**AIM OF THE TASK**
Every record below should be printed exactly as it appears.

**EXERCISE INPUTS**
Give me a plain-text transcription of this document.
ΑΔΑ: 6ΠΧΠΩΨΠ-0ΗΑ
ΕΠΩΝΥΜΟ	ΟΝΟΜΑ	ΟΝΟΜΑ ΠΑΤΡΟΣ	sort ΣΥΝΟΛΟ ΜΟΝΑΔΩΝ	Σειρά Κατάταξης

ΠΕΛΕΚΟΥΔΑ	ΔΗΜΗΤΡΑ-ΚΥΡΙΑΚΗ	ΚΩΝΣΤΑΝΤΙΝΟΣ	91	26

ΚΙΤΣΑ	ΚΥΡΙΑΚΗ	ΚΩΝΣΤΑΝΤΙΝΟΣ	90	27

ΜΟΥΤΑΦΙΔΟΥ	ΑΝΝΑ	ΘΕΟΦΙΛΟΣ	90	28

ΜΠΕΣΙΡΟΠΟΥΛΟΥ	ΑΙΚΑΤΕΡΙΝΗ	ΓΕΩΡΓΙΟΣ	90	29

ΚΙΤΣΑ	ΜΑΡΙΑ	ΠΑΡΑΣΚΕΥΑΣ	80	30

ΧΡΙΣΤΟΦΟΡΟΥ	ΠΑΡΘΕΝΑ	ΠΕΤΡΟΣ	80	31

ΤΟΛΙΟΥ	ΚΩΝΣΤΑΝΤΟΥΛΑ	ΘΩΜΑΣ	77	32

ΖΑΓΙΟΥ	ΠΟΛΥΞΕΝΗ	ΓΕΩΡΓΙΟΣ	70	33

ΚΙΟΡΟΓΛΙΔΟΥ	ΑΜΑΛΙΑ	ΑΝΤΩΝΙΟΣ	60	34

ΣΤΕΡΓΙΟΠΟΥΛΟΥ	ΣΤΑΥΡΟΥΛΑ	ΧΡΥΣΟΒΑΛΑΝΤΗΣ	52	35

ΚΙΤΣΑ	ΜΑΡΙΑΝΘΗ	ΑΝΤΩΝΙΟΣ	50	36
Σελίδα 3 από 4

**RESULT**
Give me a plain-text transcription of this document.
ΑΔΑ: 6ΠΧΠΩΨΠ-0ΗΑ
ΕΠΩΝΥΜΟ	ΟΝΟΜΑ	ΟΝΟΜΑ ΠΑΤΡΟΣ	sort ΣΥΝΟΛΟ ΜΟΝΑΔΩΝ	Σειρά Κατάταξης

ΠΕΛΕΚΟΥΔΑ	ΔΗΜΗΤΡΑ-ΚΥΡΙΑΚΗ	ΚΩΝΣΤΑΝΤΙΝΟΣ	91	26

ΚΙΤΣΑ	ΚΥΡΙΑΚΗ	ΚΩΝΣΤΑΝΤΙΝΟΣ	90	27

ΜΟΥΤΑΦΙΔΟΥ	ΑΝΝΑ	ΘΕΟΦΙΛΟΣ	90	28

ΜΠΕΣΙΡΟΠΟΥΛΟΥ	ΑΙΚΑΤΕΡΙΝΗ	ΓΕΩΡΓΙΟΣ	90	29

ΚΙΤΣΑ	ΜΑΡΙΑ	ΠΑΡΑΣΚΕΥΑΣ	80	30

ΧΡΙΣΤΟΦΟΡΟΥ	ΠΑΡΘΕΝΑ	ΠΕΤΡΟΣ	80	31

ΤΟΛΙΟΥ	ΚΩΝΣΤΑΝΤΟΥΛΑ	ΘΩΜΑΣ	77	32

ΖΑΓΙΟΥ	ΠΟΛΥΞΕΝΗ	ΓΕΩΡΓΙΟΣ	70	33

ΚΙΟΡΟΓΛΙΔΟΥ	ΑΜΑΛΙΑ	ΑΝΤΩΝΙΟΣ	60	34

ΣΤΕΡΓΙΟΠΟΥΛΟΥ	ΣΤΑΥΡΟΥΛΑ	ΧΡΥΣΟΒΑΛΑΝΤΗΣ	52	35

ΚΙΤΣΑ	ΜΑΡΙΑΝΘΗ	ΑΝΤΩΝΙΟΣ	50	36
Σελίδα 3 από 4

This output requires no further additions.